TASK PROMPT>
Make an exact copy of the entries, and keep any pictures out of it.

INPUT RECORDS>

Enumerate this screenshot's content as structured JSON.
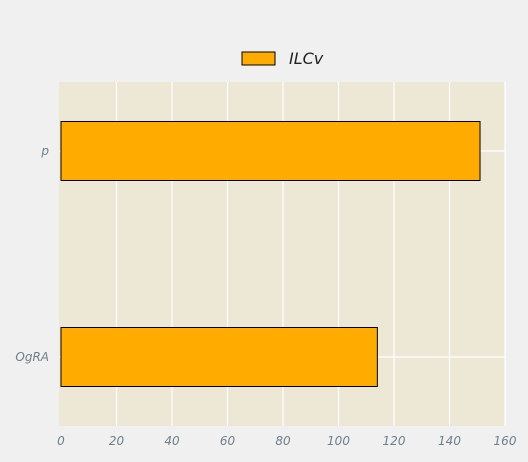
{
  "chart_data": {
    "type": "bar",
    "orientation": "horizontal",
    "title": "",
    "xlabel": "",
    "ylabel": "",
    "categories": [
      "p",
      "OgRA"
    ],
    "series": [
      {
        "name": "ILCv",
        "values": [
          151,
          114
        ],
        "color": "#ffab00"
      }
    ],
    "xlim": [
      0,
      160
    ],
    "xticks": [
      0,
      20,
      40,
      60,
      80,
      100,
      120,
      140,
      160
    ],
    "grid": true,
    "legend_position": "top-center",
    "colors": {
      "plot_background": "#ede7d6",
      "figure_background": "#f0f0f0",
      "grid": "#ffffff",
      "bar_edge": "#000000",
      "tick_text": "#6e7f8a"
    }
  }
}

ANSWER TO THE EXERCISE>
Enumerate this screenshot's content as structured JSON.
{
  "chart_data": {
    "type": "bar",
    "orientation": "horizontal",
    "title": "",
    "xlabel": "",
    "ylabel": "",
    "categories": [
      "p",
      "OgRA"
    ],
    "series": [
      {
        "name": "ILCv",
        "values": [
          151,
          114
        ],
        "color": "#ffab00"
      }
    ],
    "xlim": [
      0,
      160
    ],
    "xticks": [
      0,
      20,
      40,
      60,
      80,
      100,
      120,
      140,
      160
    ],
    "grid": true,
    "legend_position": "top-center",
    "colors": {
      "plot_background": "#ede7d6",
      "figure_background": "#f0f0f0",
      "grid": "#ffffff",
      "bar_edge": "#000000",
      "tick_text": "#6e7f8a"
    }
  }
}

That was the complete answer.